* _Short task_: Give every line back verbatim, dropping all images.

* _Record extracts_:
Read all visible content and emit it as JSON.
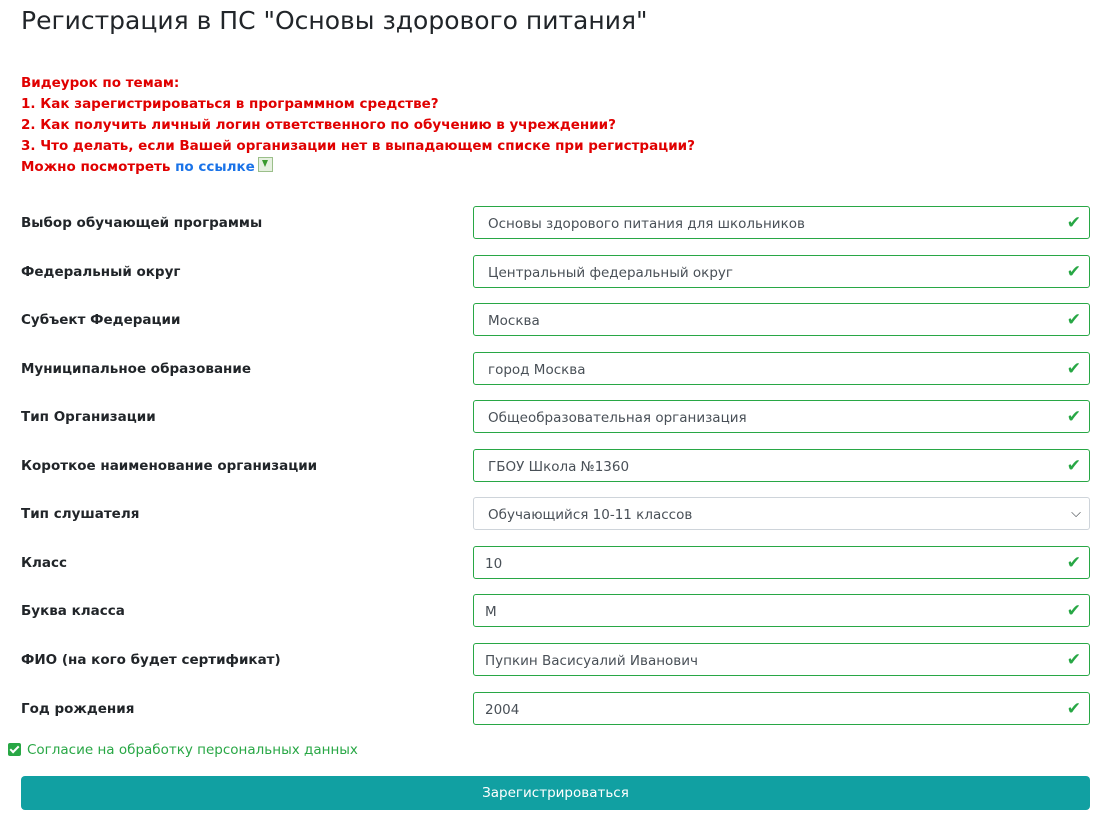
{
  "page": {
    "title": "Регистрация в ПС \"Основы здорового питания\""
  },
  "notice": {
    "line1": "Видеурок по темам:",
    "line2": "1. Как зарегистрироваться в программном средстве?",
    "line3": "2. Как получить личный логин ответственного по обучению в учреждении?",
    "line4": "3. Что делать, если Вашей организации нет в выпадающем списке при регистрации?",
    "line5_prefix": "Можно посмотреть ",
    "link_text": "по ссылке",
    "link_icon": "download-icon"
  },
  "form": {
    "fields": [
      {
        "label": "Выбор обучающей программы",
        "value": "Основы здорового питания для школьников",
        "type": "select",
        "status": "valid"
      },
      {
        "label": "Федеральный округ",
        "value": "Центральный федеральный округ",
        "type": "select",
        "status": "valid"
      },
      {
        "label": "Субъект Федерации",
        "value": "Москва",
        "type": "select",
        "status": "valid"
      },
      {
        "label": "Муниципальное образование",
        "value": "город Москва",
        "type": "select",
        "status": "valid"
      },
      {
        "label": "Тип Организации",
        "value": "Общеобразовательная организация",
        "type": "select",
        "status": "valid"
      },
      {
        "label": "Короткое наименование организации",
        "value": "ГБОУ Школа №1360",
        "type": "select",
        "status": "valid"
      },
      {
        "label": "Тип слушателя",
        "value": "Обучающийся 10-11 классов",
        "type": "select",
        "status": "none"
      },
      {
        "label": "Класс",
        "value": "10",
        "type": "text",
        "status": "valid"
      },
      {
        "label": "Буква класса",
        "value": "М",
        "type": "text",
        "status": "valid"
      },
      {
        "label": "ФИО (на кого будет сертификат)",
        "value": "Пупкин Васисуалий Иванович",
        "type": "text",
        "status": "valid"
      },
      {
        "label": "Год рождения",
        "value": "2004",
        "type": "text",
        "status": "valid"
      }
    ],
    "consent_label": "Согласие на обработку персональных данных",
    "consent_checked": true,
    "submit_label": "Зарегистрироваться"
  },
  "colors": {
    "valid": "#28a745",
    "notice": "#e00000",
    "link": "#1a73e8",
    "button": "#11a0a2"
  }
}
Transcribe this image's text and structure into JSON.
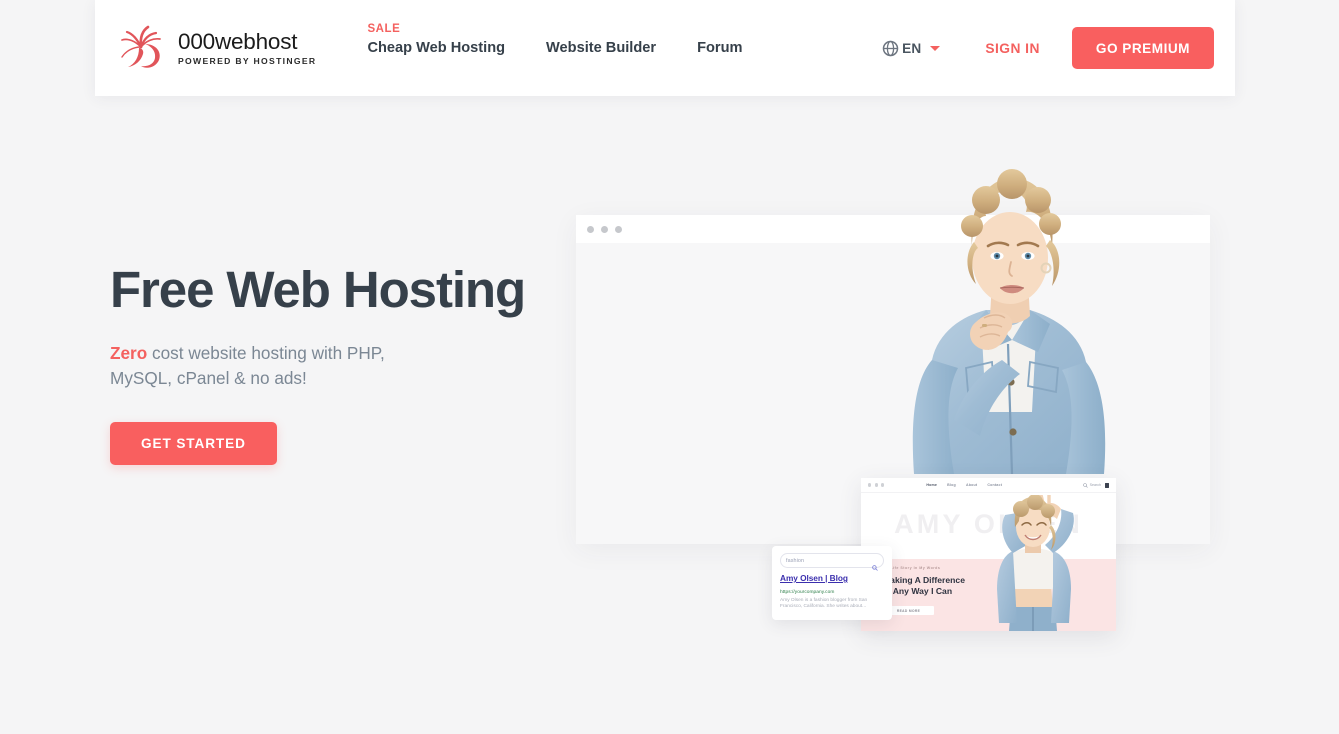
{
  "brand": {
    "name": "000webhost",
    "tagline": "POWERED BY HOSTINGER",
    "logo_icon": "swirl-logo-icon",
    "accent_color": "#f4615f"
  },
  "header": {
    "nav": [
      {
        "label": "Cheap Web Hosting",
        "badge": "SALE"
      },
      {
        "label": "Website Builder",
        "badge": ""
      },
      {
        "label": "Forum",
        "badge": ""
      }
    ],
    "language": {
      "icon": "globe-icon",
      "label": "EN",
      "caret_icon": "chevron-down-icon"
    },
    "sign_in_label": "SIGN IN",
    "premium_label": "GO PREMIUM"
  },
  "hero": {
    "title": "Free Web Hosting",
    "subtitle_accent": "Zero",
    "subtitle_rest": " cost website hosting with PHP, MySQL, cPanel & no ads!",
    "cta_label": "GET STARTED"
  },
  "mockup": {
    "search_card": {
      "search_value": "fashion",
      "search_icon": "magnifier-icon",
      "result_title": "Amy Olsen | Blog",
      "result_url": "https://yourcompany.com",
      "result_description": "Amy Olsen is a fashion blogger from San Francisco, California. She writes about..."
    },
    "blog_site": {
      "nav_items": [
        "Home",
        "Blog",
        "About",
        "Contact"
      ],
      "search_label": "Search",
      "cart_icon": "cart-icon",
      "watermark": "AMY OLSEN",
      "kicker": "My Life Story In My Words",
      "headline_line1": "Making A Difference",
      "headline_line2": "In Any Way I Can",
      "button_label": "READ MORE"
    }
  },
  "colors": {
    "page_background": "#f5f5f6",
    "brand_red": "#f4615f",
    "button_red": "#f95f5f",
    "heading_slate": "#36404a",
    "body_gray": "#7b8794",
    "link_indigo": "#3b2fae",
    "url_green": "#2a7d46",
    "pink_panel": "#fbe4e4"
  }
}
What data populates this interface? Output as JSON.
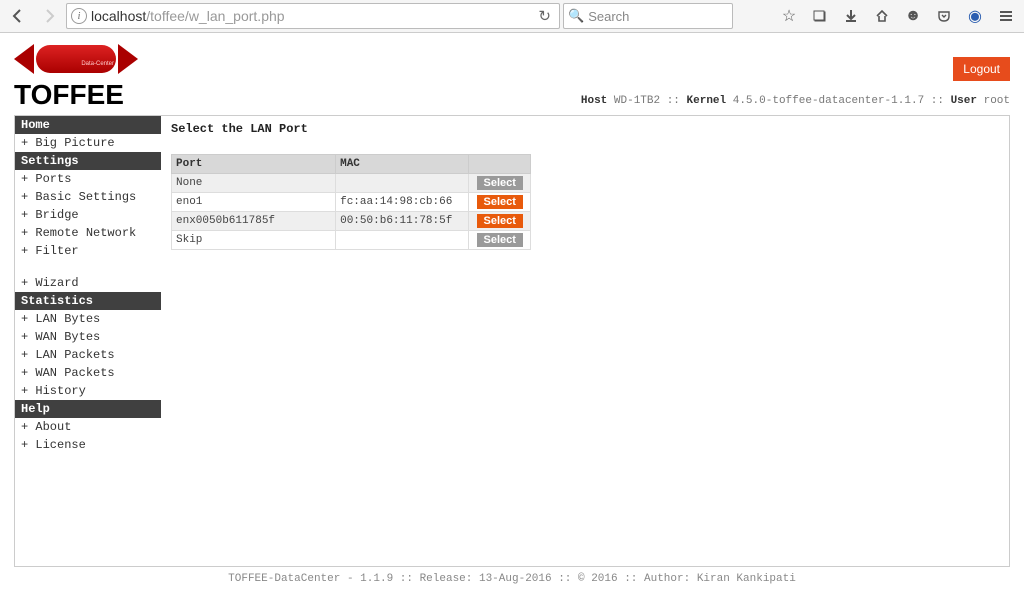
{
  "browser": {
    "url_host": "localhost",
    "url_path": "/toffee/w_lan_port.php",
    "search_placeholder": "Search"
  },
  "header": {
    "logo_text": "TOFFEE",
    "logo_sub": "Data-Center",
    "logout": "Logout",
    "host_label": "Host",
    "host_val": "WD-1TB2",
    "kernel_label": "Kernel",
    "kernel_val": "4.5.0-toffee-datacenter-1.1.7",
    "user_label": "User",
    "user_val": "root"
  },
  "sidebar": {
    "home": "Home",
    "big_picture": "Big Picture",
    "settings": "Settings",
    "ports": "Ports",
    "basic_settings": "Basic Settings",
    "bridge": "Bridge",
    "remote_network": "Remote Network",
    "filter": "Filter",
    "wizard": "Wizard",
    "statistics": "Statistics",
    "lan_bytes": "LAN Bytes",
    "wan_bytes": "WAN Bytes",
    "lan_packets": "LAN Packets",
    "wan_packets": "WAN Packets",
    "history": "History",
    "help": "Help",
    "about": "About",
    "license": "License"
  },
  "main": {
    "title": "Select the LAN Port",
    "col_port": "Port",
    "col_mac": "MAC",
    "select_label": "Select",
    "rows": [
      {
        "port": "None",
        "mac": "",
        "active": false
      },
      {
        "port": "eno1",
        "mac": "fc:aa:14:98:cb:66",
        "active": true
      },
      {
        "port": "enx0050b611785f",
        "mac": "00:50:b6:11:78:5f",
        "active": true
      },
      {
        "port": "Skip",
        "mac": "",
        "active": false
      }
    ]
  },
  "footer": "TOFFEE-DataCenter - 1.1.9 :: Release: 13-Aug-2016 :: © 2016 :: Author: Kiran Kankipati"
}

* _Response_:
Read all visible content and emit it as JSON.
{
  "page": {
    "title": "Регистрация в ПС \"Основы здорового питания\""
  },
  "notice": {
    "line1": "Видеурок по темам:",
    "line2": "1. Как зарегистрироваться в программном средстве?",
    "line3": "2. Как получить личный логин ответственного по обучению в учреждении?",
    "line4": "3. Что делать, если Вашей организации нет в выпадающем списке при регистрации?",
    "line5_prefix": "Можно посмотреть ",
    "link_text": "по ссылке",
    "link_icon": "download-icon"
  },
  "form": {
    "fields": [
      {
        "label": "Выбор обучающей программы",
        "value": "Основы здорового питания для школьников",
        "type": "select",
        "status": "valid"
      },
      {
        "label": "Федеральный округ",
        "value": "Центральный федеральный округ",
        "type": "select",
        "status": "valid"
      },
      {
        "label": "Субъект Федерации",
        "value": "Москва",
        "type": "select",
        "status": "valid"
      },
      {
        "label": "Муниципальное образование",
        "value": "город Москва",
        "type": "select",
        "status": "valid"
      },
      {
        "label": "Тип Организации",
        "value": "Общеобразовательная организация",
        "type": "select",
        "status": "valid"
      },
      {
        "label": "Короткое наименование организации",
        "value": "ГБОУ Школа №1360",
        "type": "select",
        "status": "valid"
      },
      {
        "label": "Тип слушателя",
        "value": "Обучающийся 10-11 классов",
        "type": "select",
        "status": "none"
      },
      {
        "label": "Класс",
        "value": "10",
        "type": "text",
        "status": "valid"
      },
      {
        "label": "Буква класса",
        "value": "М",
        "type": "text",
        "status": "valid"
      },
      {
        "label": "ФИО (на кого будет сертификат)",
        "value": "Пупкин Васисуалий Иванович",
        "type": "text",
        "status": "valid"
      },
      {
        "label": "Год рождения",
        "value": "2004",
        "type": "text",
        "status": "valid"
      }
    ],
    "consent_label": "Согласие на обработку персональных данных",
    "consent_checked": true,
    "submit_label": "Зарегистрироваться"
  },
  "colors": {
    "valid": "#28a745",
    "notice": "#e00000",
    "link": "#1a73e8",
    "button": "#11a0a2"
  }
}
Transcribe this image's text and structure into JSON.
{
  "brand": {
    "name": "000webhost",
    "tagline": "POWERED BY HOSTINGER",
    "logo_icon": "swirl-logo-icon",
    "accent_color": "#f4615f"
  },
  "header": {
    "nav": [
      {
        "label": "Cheap Web Hosting",
        "badge": "SALE"
      },
      {
        "label": "Website Builder",
        "badge": ""
      },
      {
        "label": "Forum",
        "badge": ""
      }
    ],
    "language": {
      "icon": "globe-icon",
      "label": "EN",
      "caret_icon": "chevron-down-icon"
    },
    "sign_in_label": "SIGN IN",
    "premium_label": "GO PREMIUM"
  },
  "hero": {
    "title": "Free Web Hosting",
    "subtitle_accent": "Zero",
    "subtitle_rest": " cost website hosting with PHP, MySQL, cPanel & no ads!",
    "cta_label": "GET STARTED"
  },
  "mockup": {
    "search_card": {
      "search_value": "fashion",
      "search_icon": "magnifier-icon",
      "result_title": "Amy Olsen | Blog",
      "result_url": "https://yourcompany.com",
      "result_description": "Amy Olsen is a fashion blogger from San Francisco, California. She writes about..."
    },
    "blog_site": {
      "nav_items": [
        "Home",
        "Blog",
        "About",
        "Contact"
      ],
      "search_label": "Search",
      "cart_icon": "cart-icon",
      "watermark": "AMY OLSEN",
      "kicker": "My Life Story In My Words",
      "headline_line1": "Making A Difference",
      "headline_line2": "In Any Way I Can",
      "button_label": "READ MORE"
    }
  },
  "colors": {
    "page_background": "#f5f5f6",
    "brand_red": "#f4615f",
    "button_red": "#f95f5f",
    "heading_slate": "#36404a",
    "body_gray": "#7b8794",
    "link_indigo": "#3b2fae",
    "url_green": "#2a7d46",
    "pink_panel": "#fbe4e4"
  }
}
What data populates this interface? Output as JSON.
{
  "browser": {
    "url_host": "localhost",
    "url_path": "/toffee/w_lan_port.php",
    "search_placeholder": "Search"
  },
  "header": {
    "logo_text": "TOFFEE",
    "logo_sub": "Data-Center",
    "logout": "Logout",
    "host_label": "Host",
    "host_val": "WD-1TB2",
    "kernel_label": "Kernel",
    "kernel_val": "4.5.0-toffee-datacenter-1.1.7",
    "user_label": "User",
    "user_val": "root"
  },
  "sidebar": {
    "home": "Home",
    "big_picture": "Big Picture",
    "settings": "Settings",
    "ports": "Ports",
    "basic_settings": "Basic Settings",
    "bridge": "Bridge",
    "remote_network": "Remote Network",
    "filter": "Filter",
    "wizard": "Wizard",
    "statistics": "Statistics",
    "lan_bytes": "LAN Bytes",
    "wan_bytes": "WAN Bytes",
    "lan_packets": "LAN Packets",
    "wan_packets": "WAN Packets",
    "history": "History",
    "help": "Help",
    "about": "About",
    "license": "License"
  },
  "main": {
    "title": "Select the LAN Port",
    "col_port": "Port",
    "col_mac": "MAC",
    "select_label": "Select",
    "rows": [
      {
        "port": "None",
        "mac": "",
        "active": false
      },
      {
        "port": "eno1",
        "mac": "fc:aa:14:98:cb:66",
        "active": true
      },
      {
        "port": "enx0050b611785f",
        "mac": "00:50:b6:11:78:5f",
        "active": true
      },
      {
        "port": "Skip",
        "mac": "",
        "active": false
      }
    ]
  },
  "footer": "TOFFEE-DataCenter - 1.1.9 :: Release: 13-Aug-2016 :: © 2016 :: Author: Kiran Kankipati"
}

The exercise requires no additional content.